[Instruction]
Write out the data below exactly as given, without any of its pictures.

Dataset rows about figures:
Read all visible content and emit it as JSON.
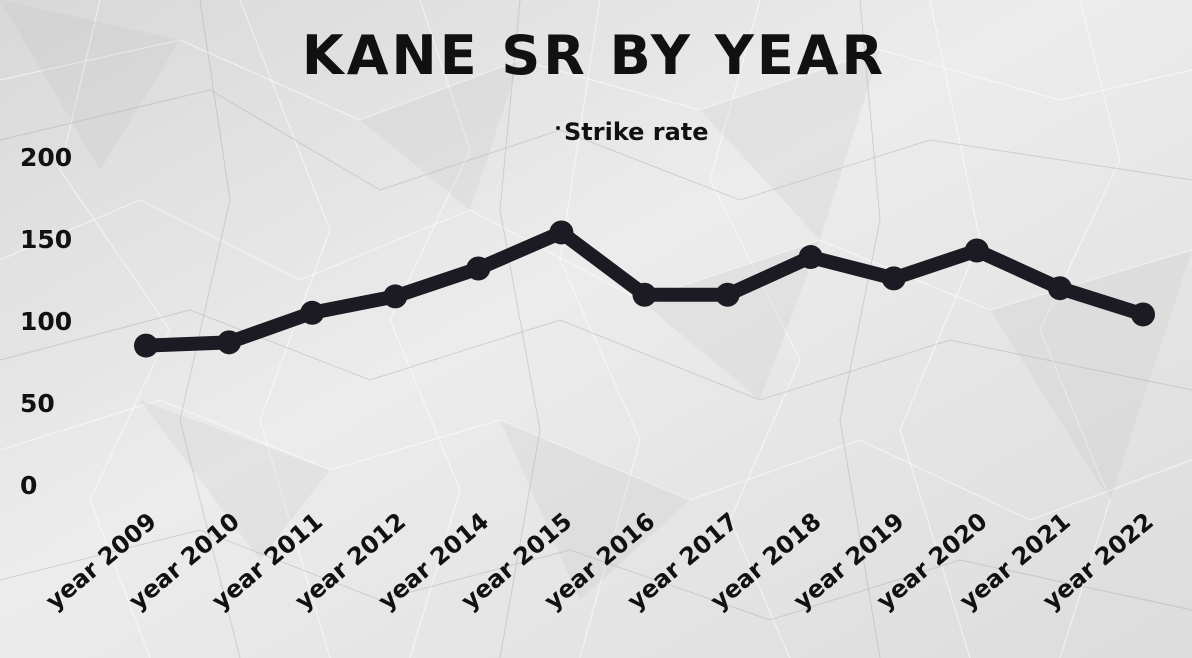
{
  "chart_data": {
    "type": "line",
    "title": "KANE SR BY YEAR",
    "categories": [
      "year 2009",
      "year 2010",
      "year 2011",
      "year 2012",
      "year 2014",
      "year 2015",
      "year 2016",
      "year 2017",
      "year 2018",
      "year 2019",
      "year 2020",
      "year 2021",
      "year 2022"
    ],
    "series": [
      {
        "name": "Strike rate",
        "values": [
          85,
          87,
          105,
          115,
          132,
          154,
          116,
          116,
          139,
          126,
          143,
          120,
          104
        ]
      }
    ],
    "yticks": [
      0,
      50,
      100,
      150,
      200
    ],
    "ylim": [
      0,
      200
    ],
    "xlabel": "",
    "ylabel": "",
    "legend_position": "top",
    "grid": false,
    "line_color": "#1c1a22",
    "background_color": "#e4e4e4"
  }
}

[Correct result]
Read all visible content and emit it as JSON.
{
  "chart_data": {
    "type": "line",
    "title": "KANE SR BY YEAR",
    "categories": [
      "year 2009",
      "year 2010",
      "year 2011",
      "year 2012",
      "year 2014",
      "year 2015",
      "year 2016",
      "year 2017",
      "year 2018",
      "year 2019",
      "year 2020",
      "year 2021",
      "year 2022"
    ],
    "series": [
      {
        "name": "Strike rate",
        "values": [
          85,
          87,
          105,
          115,
          132,
          154,
          116,
          116,
          139,
          126,
          143,
          120,
          104
        ]
      }
    ],
    "yticks": [
      0,
      50,
      100,
      150,
      200
    ],
    "ylim": [
      0,
      200
    ],
    "xlabel": "",
    "ylabel": "",
    "legend_position": "top",
    "grid": false,
    "line_color": "#1c1a22",
    "background_color": "#e4e4e4"
  }
}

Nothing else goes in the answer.